OBJECTIVE -> Copy the data precisely, character for character, and leave out every picture.

ITEMS ->
------------------------------------

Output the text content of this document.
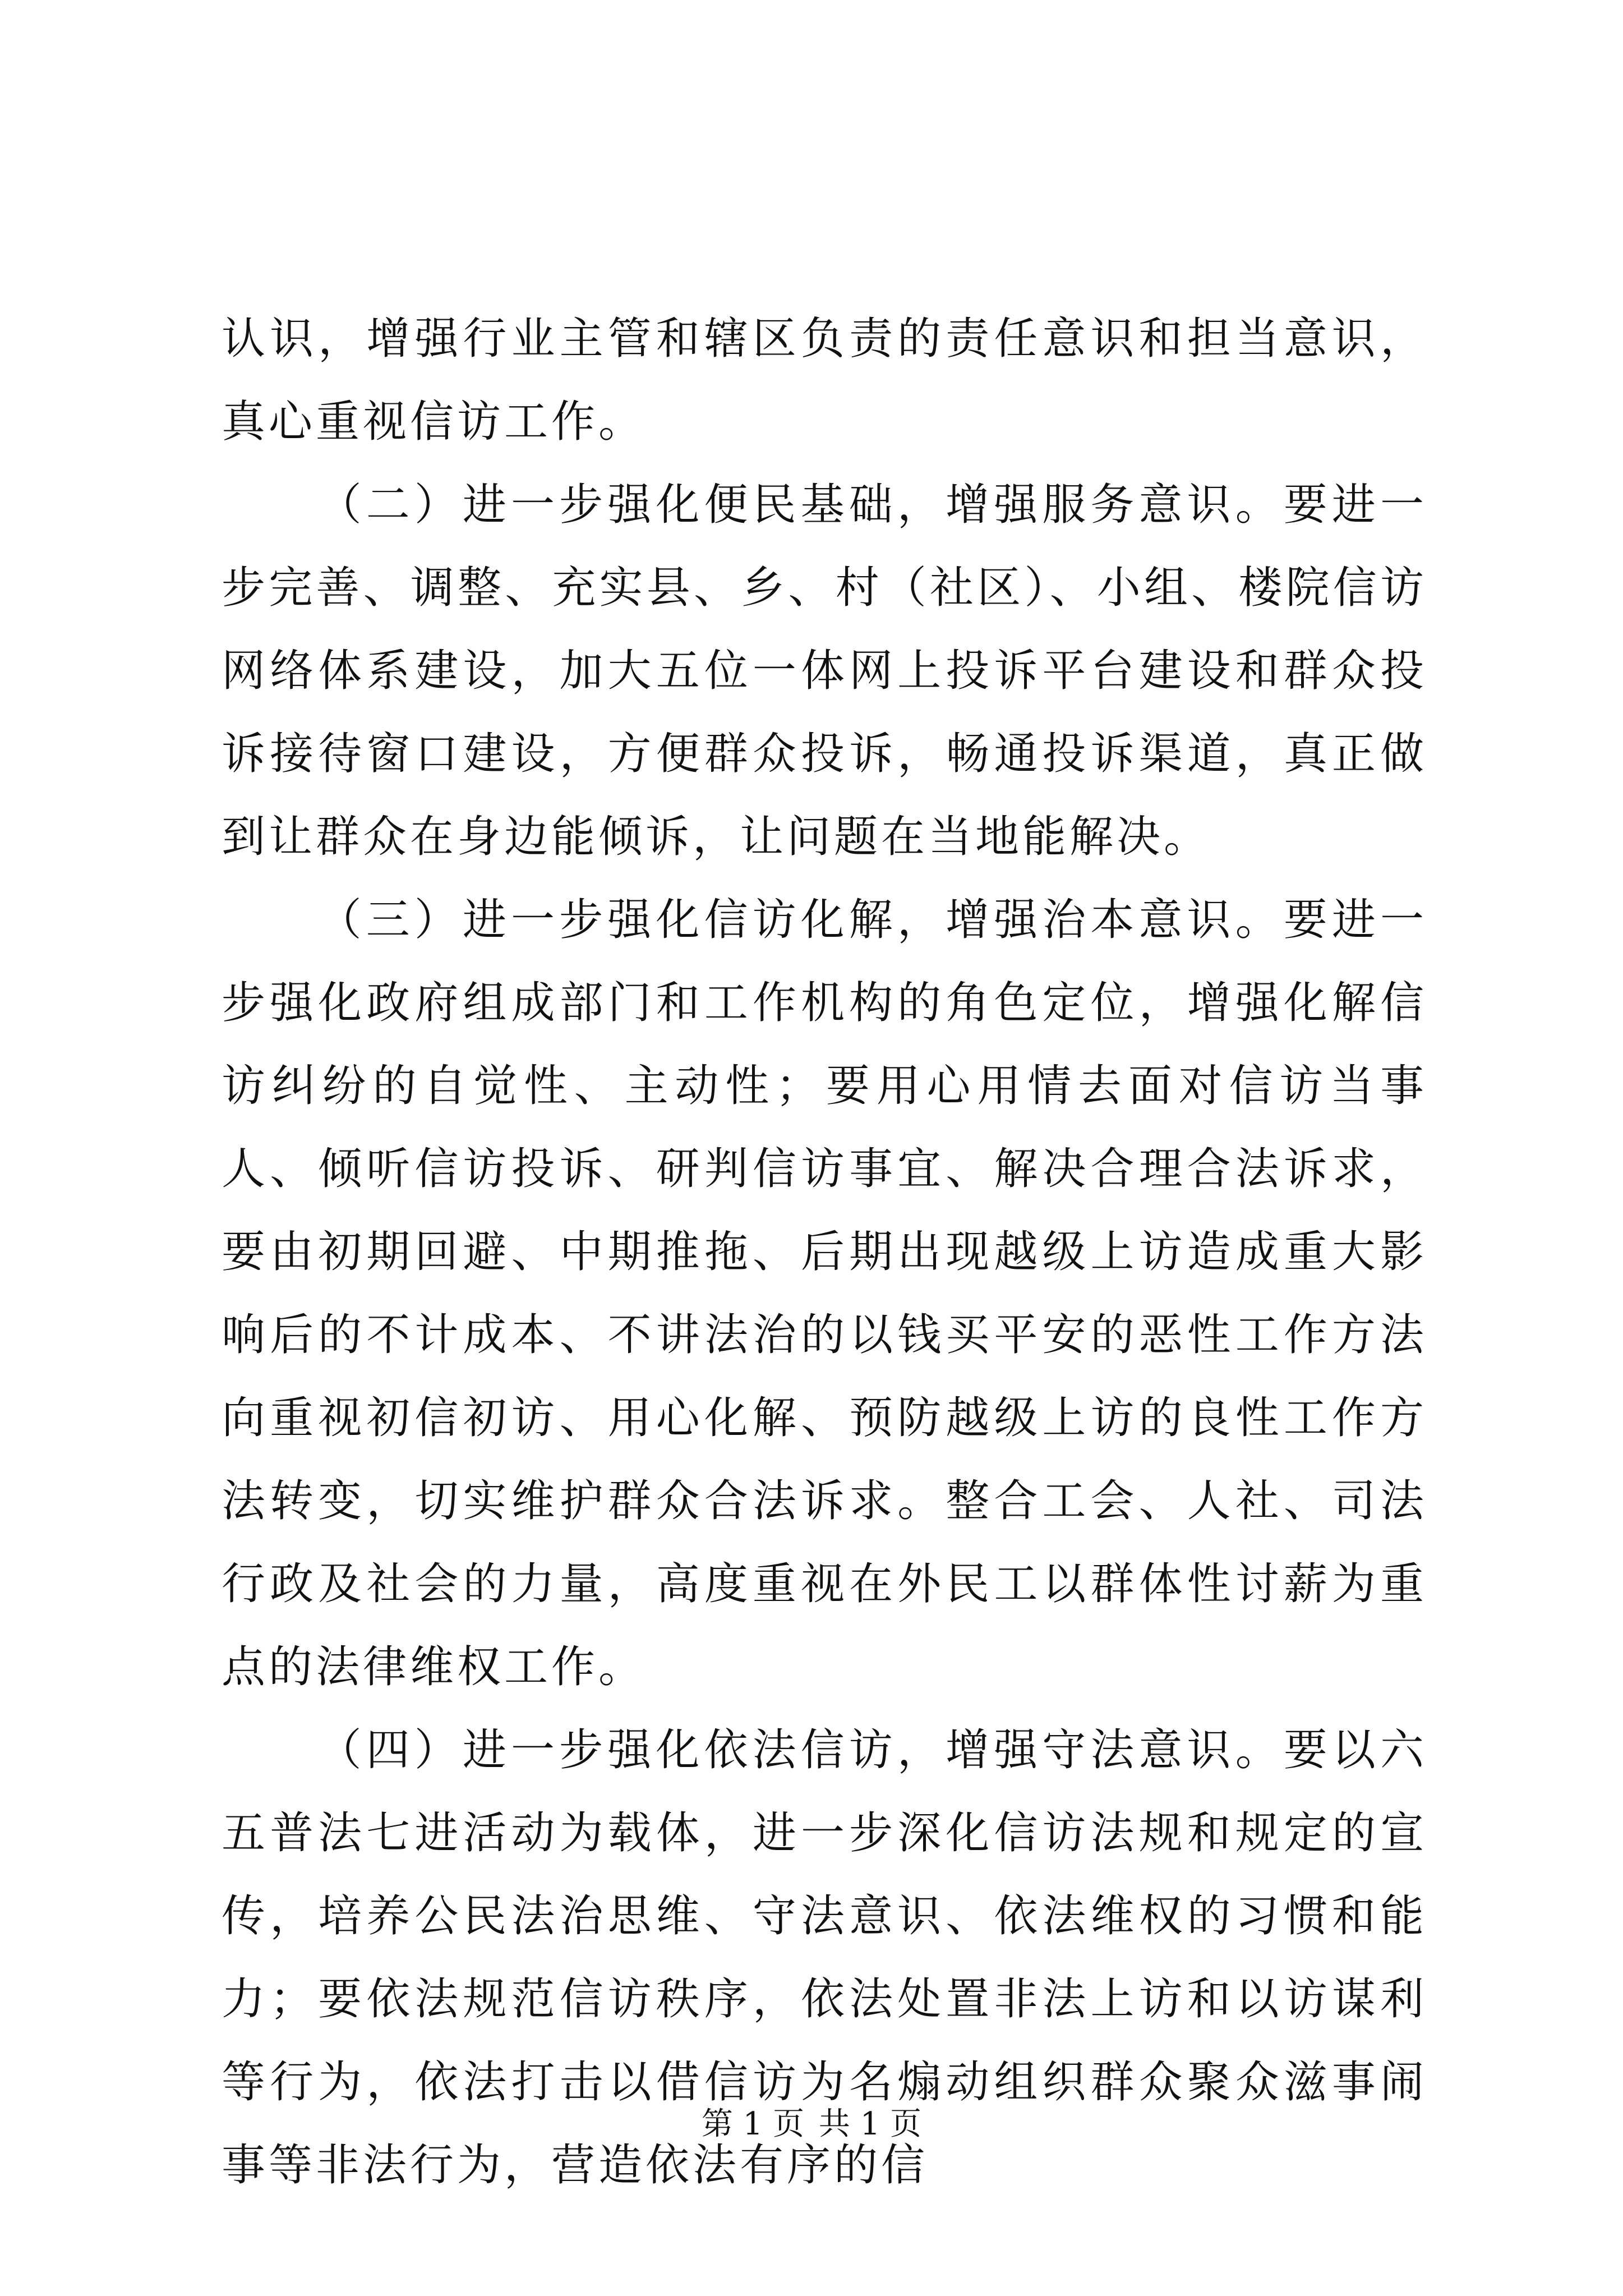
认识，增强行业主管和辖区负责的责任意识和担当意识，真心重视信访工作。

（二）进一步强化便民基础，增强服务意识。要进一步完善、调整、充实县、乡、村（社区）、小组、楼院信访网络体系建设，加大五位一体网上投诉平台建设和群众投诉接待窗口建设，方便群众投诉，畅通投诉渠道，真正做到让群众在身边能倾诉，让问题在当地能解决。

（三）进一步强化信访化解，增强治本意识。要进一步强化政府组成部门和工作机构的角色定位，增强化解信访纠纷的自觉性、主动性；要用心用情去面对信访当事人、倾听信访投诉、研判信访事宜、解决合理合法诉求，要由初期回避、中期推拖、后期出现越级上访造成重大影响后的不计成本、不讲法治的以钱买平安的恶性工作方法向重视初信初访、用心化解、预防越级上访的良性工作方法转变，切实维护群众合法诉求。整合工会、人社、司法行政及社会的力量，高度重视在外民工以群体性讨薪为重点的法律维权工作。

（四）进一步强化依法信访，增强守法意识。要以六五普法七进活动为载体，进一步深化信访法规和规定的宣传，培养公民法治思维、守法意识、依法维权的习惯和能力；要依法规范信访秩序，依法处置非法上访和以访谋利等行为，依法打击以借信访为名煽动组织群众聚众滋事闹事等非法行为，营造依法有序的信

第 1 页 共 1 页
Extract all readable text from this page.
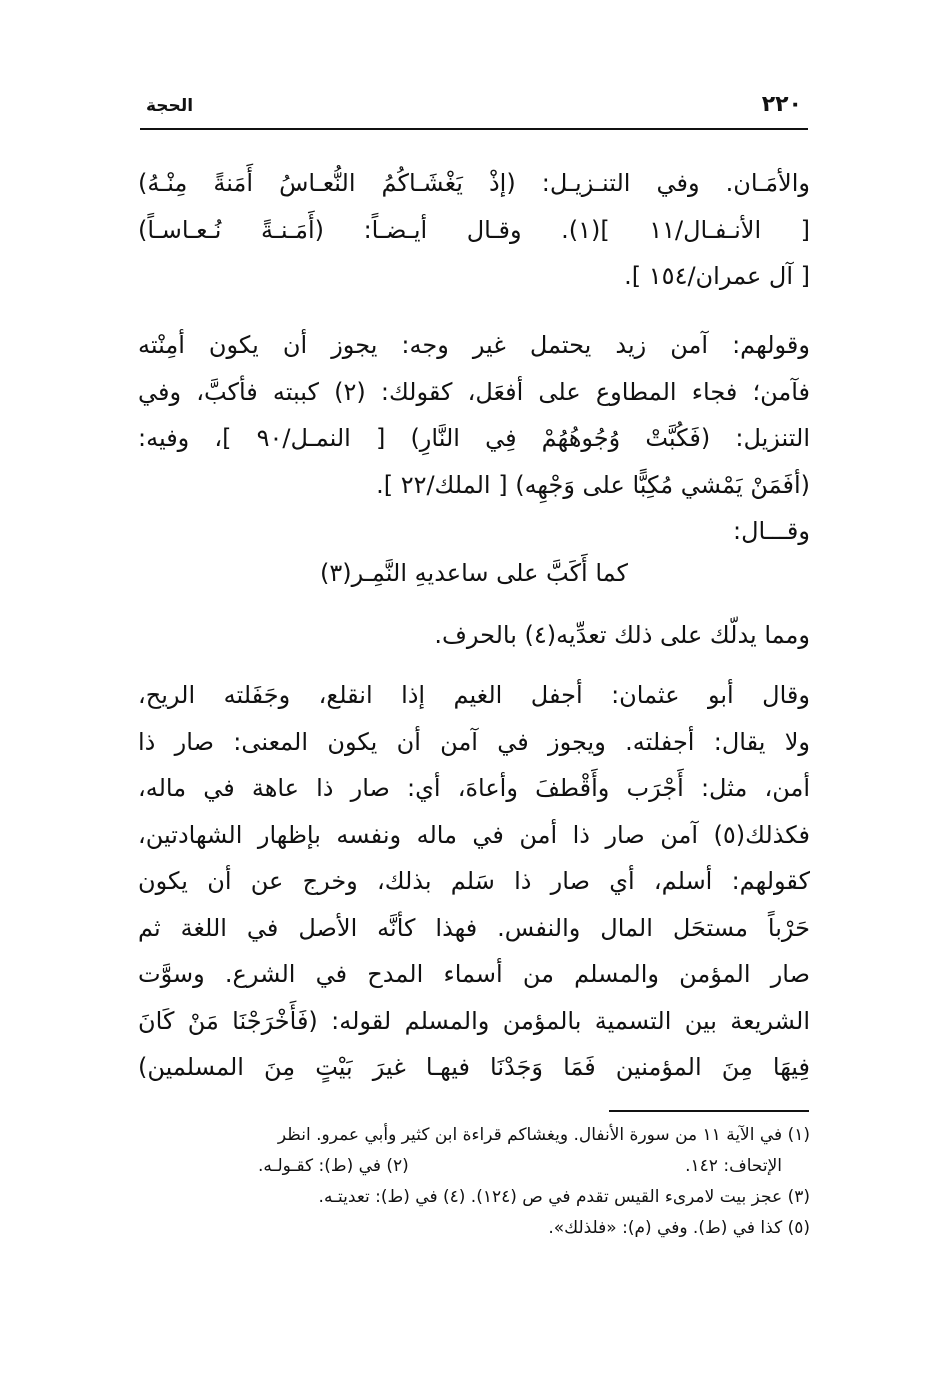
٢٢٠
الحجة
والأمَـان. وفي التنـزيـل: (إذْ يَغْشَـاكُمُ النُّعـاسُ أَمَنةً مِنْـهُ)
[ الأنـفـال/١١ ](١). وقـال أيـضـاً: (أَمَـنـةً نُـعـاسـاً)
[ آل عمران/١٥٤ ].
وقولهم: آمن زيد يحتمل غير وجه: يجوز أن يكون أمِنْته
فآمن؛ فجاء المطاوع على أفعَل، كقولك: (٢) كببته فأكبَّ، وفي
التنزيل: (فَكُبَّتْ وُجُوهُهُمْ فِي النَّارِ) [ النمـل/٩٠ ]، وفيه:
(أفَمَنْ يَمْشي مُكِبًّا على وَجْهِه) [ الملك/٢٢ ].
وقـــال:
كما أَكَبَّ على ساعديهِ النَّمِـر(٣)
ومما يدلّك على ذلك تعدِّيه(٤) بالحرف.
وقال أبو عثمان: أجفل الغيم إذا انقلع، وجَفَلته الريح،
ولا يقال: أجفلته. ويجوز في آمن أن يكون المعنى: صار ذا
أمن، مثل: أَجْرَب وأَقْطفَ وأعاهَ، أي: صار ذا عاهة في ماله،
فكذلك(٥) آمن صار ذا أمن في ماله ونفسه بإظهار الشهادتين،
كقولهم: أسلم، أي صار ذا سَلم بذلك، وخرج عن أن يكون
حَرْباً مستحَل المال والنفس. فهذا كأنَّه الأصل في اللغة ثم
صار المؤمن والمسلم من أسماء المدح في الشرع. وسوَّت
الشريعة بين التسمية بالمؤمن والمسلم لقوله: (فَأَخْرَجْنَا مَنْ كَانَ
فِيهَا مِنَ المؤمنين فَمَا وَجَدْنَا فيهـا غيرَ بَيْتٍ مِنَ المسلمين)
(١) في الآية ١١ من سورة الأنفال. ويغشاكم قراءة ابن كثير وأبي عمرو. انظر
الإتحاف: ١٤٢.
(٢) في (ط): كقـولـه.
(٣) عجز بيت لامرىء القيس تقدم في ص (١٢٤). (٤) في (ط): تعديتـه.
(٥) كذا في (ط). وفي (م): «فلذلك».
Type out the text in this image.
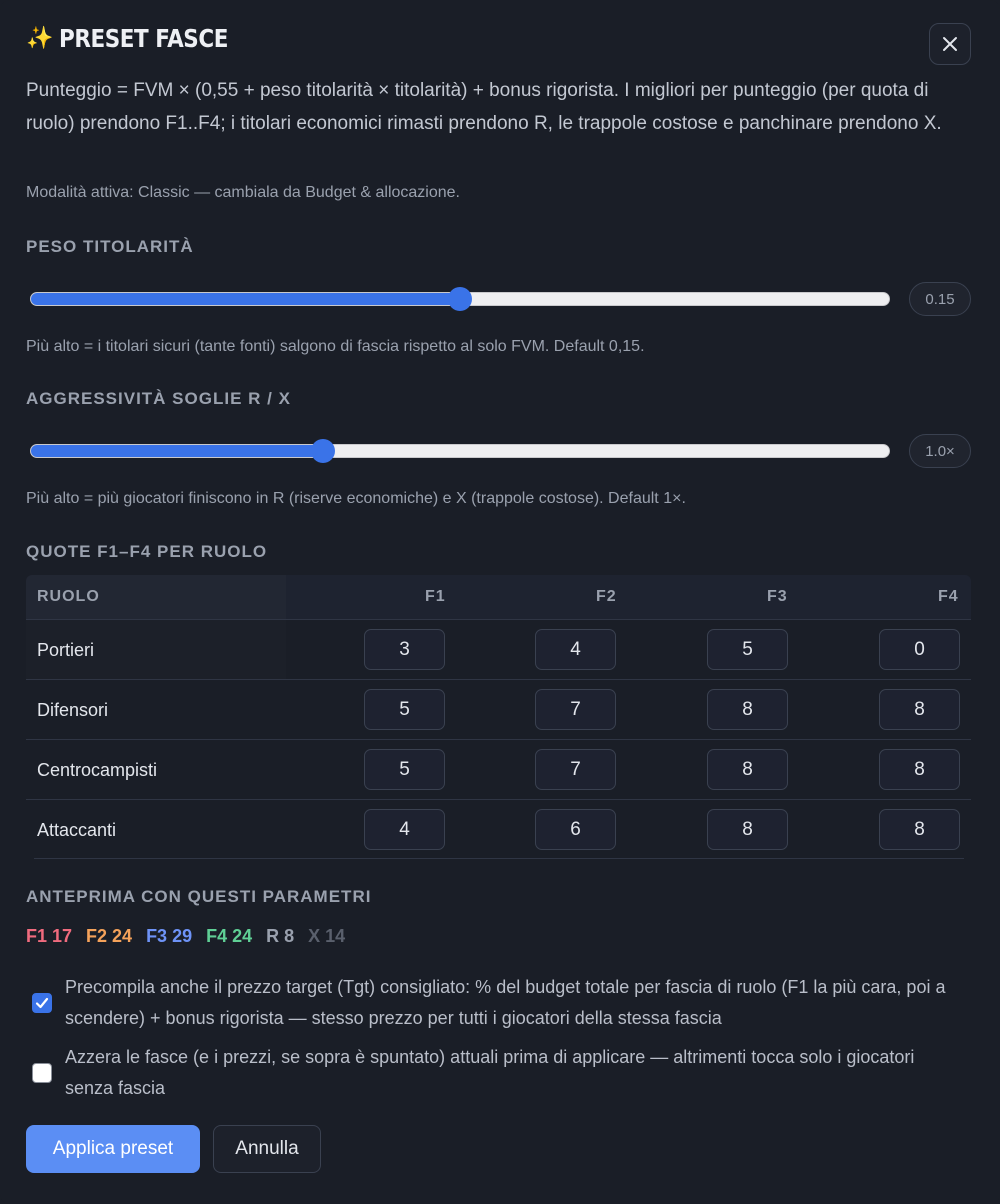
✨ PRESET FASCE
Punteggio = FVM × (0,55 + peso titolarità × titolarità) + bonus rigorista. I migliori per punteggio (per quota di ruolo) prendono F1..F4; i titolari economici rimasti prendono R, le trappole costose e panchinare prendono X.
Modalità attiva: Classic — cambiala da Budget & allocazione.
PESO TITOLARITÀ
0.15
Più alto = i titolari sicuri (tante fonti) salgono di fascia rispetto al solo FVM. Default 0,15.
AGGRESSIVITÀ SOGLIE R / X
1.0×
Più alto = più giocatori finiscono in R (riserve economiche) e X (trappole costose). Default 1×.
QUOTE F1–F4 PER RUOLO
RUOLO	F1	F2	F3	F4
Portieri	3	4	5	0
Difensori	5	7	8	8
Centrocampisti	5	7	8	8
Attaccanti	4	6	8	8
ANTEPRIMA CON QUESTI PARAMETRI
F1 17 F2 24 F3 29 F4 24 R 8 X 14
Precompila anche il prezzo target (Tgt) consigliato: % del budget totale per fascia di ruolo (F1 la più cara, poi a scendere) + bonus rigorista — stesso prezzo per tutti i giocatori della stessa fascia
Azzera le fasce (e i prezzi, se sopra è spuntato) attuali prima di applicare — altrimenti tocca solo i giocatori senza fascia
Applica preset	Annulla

------------------------------------

WRITTEN ANSWER ->
Output the text content of this document.
认识，增强行业主管和辖区负责的责任意识和担当意识，真心重视信访工作。

（二）进一步强化便民基础，增强服务意识。要进一步完善、调整、充实县、乡、村（社区）、小组、楼院信访网络体系建设，加大五位一体网上投诉平台建设和群众投诉接待窗口建设，方便群众投诉，畅通投诉渠道，真正做到让群众在身边能倾诉，让问题在当地能解决。

（三）进一步强化信访化解，增强治本意识。要进一步强化政府组成部门和工作机构的角色定位，增强化解信访纠纷的自觉性、主动性；要用心用情去面对信访当事人、倾听信访投诉、研判信访事宜、解决合理合法诉求，要由初期回避、中期推拖、后期出现越级上访造成重大影响后的不计成本、不讲法治的以钱买平安的恶性工作方法向重视初信初访、用心化解、预防越级上访的良性工作方法转变，切实维护群众合法诉求。整合工会、人社、司法行政及社会的力量，高度重视在外民工以群体性讨薪为重点的法律维权工作。

（四）进一步强化依法信访，增强守法意识。要以六五普法七进活动为载体，进一步深化信访法规和规定的宣传，培养公民法治思维、守法意识、依法维权的习惯和能力；要依法规范信访秩序，依法处置非法上访和以访谋利等行为，依法打击以借信访为名煽动组织群众聚众滋事闹事等非法行为，营造依法有序的信

第 1 页 共 1 页
Extract all readable text from this page.
٢٢٠
الحجة
والأمَـان. وفي التنـزيـل: (إذْ يَغْشَـاكُمُ النُّعـاسُ أَمَنةً مِنْـهُ)
[ الأنـفـال/١١ ](١). وقـال أيـضـاً: (أَمَـنـةً نُـعـاسـاً)
[ آل عمران/١٥٤ ].
وقولهم: آمن زيد يحتمل غير وجه: يجوز أن يكون أمِنْته
فآمن؛ فجاء المطاوع على أفعَل، كقولك: (٢) كببته فأكبَّ، وفي
التنزيل: (فَكُبَّتْ وُجُوهُهُمْ فِي النَّارِ) [ النمـل/٩٠ ]، وفيه:
(أفَمَنْ يَمْشي مُكِبًّا على وَجْهِه) [ الملك/٢٢ ].
وقـــال:
كما أَكَبَّ على ساعديهِ النَّمِـر(٣)
ومما يدلّك على ذلك تعدِّيه(٤) بالحرف.
وقال أبو عثمان: أجفل الغيم إذا انقلع، وجَفَلته الريح،
ولا يقال: أجفلته. ويجوز في آمن أن يكون المعنى: صار ذا
أمن، مثل: أَجْرَب وأَقْطفَ وأعاهَ، أي: صار ذا عاهة في ماله،
فكذلك(٥) آمن صار ذا أمن في ماله ونفسه بإظهار الشهادتين،
كقولهم: أسلم، أي صار ذا سَلم بذلك، وخرج عن أن يكون
حَرْباً مستحَل المال والنفس. فهذا كأنَّه الأصل في اللغة ثم
صار المؤمن والمسلم من أسماء المدح في الشرع. وسوَّت
الشريعة بين التسمية بالمؤمن والمسلم لقوله: (فَأَخْرَجْنَا مَنْ كَانَ
فِيهَا مِنَ المؤمنين فَمَا وَجَدْنَا فيهـا غيرَ بَيْتٍ مِنَ المسلمين)
(١) في الآية ١١ من سورة الأنفال. ويغشاكم قراءة ابن كثير وأبي عمرو. انظر
الإتحاف: ١٤٢.
(٢) في (ط): كقـولـه.
(٣) عجز بيت لامرىء القيس تقدم في ص (١٢٤). (٤) في (ط): تعديتـه.
(٥) كذا في (ط). وفي (م): «فلذلك».
Type out the text in this image.
✨ PRESET FASCE
Punteggio = FVM × (0,55 + peso titolarità × titolarità) + bonus rigorista. I migliori per punteggio (per quota di ruolo) prendono F1..F4; i titolari economici rimasti prendono R, le trappole costose e panchinare prendono X.
Modalità attiva: Classic — cambiala da Budget & allocazione.
PESO TITOLARITÀ
0.15
Più alto = i titolari sicuri (tante fonti) salgono di fascia rispetto al solo FVM. Default 0,15.
AGGRESSIVITÀ SOGLIE R / X
1.0×
Più alto = più giocatori finiscono in R (riserve economiche) e X (trappole costose). Default 1×.
QUOTE F1–F4 PER RUOLO
RUOLO	F1	F2	F3	F4
Portieri	3	4	5	0
Difensori	5	7	8	8
Centrocampisti	5	7	8	8
Attaccanti	4	6	8	8
ANTEPRIMA CON QUESTI PARAMETRI
F1 17 F2 24 F3 29 F4 24 R 8 X 14
Precompila anche il prezzo target (Tgt) consigliato: % del budget totale per fascia di ruolo (F1 la più cara, poi a scendere) + bonus rigorista — stesso prezzo per tutti i giocatori della stessa fascia
Azzera le fasce (e i prezzi, se sopra è spuntato) attuali prima di applicare — altrimenti tocca solo i giocatori senza fascia
Applica preset	Annulla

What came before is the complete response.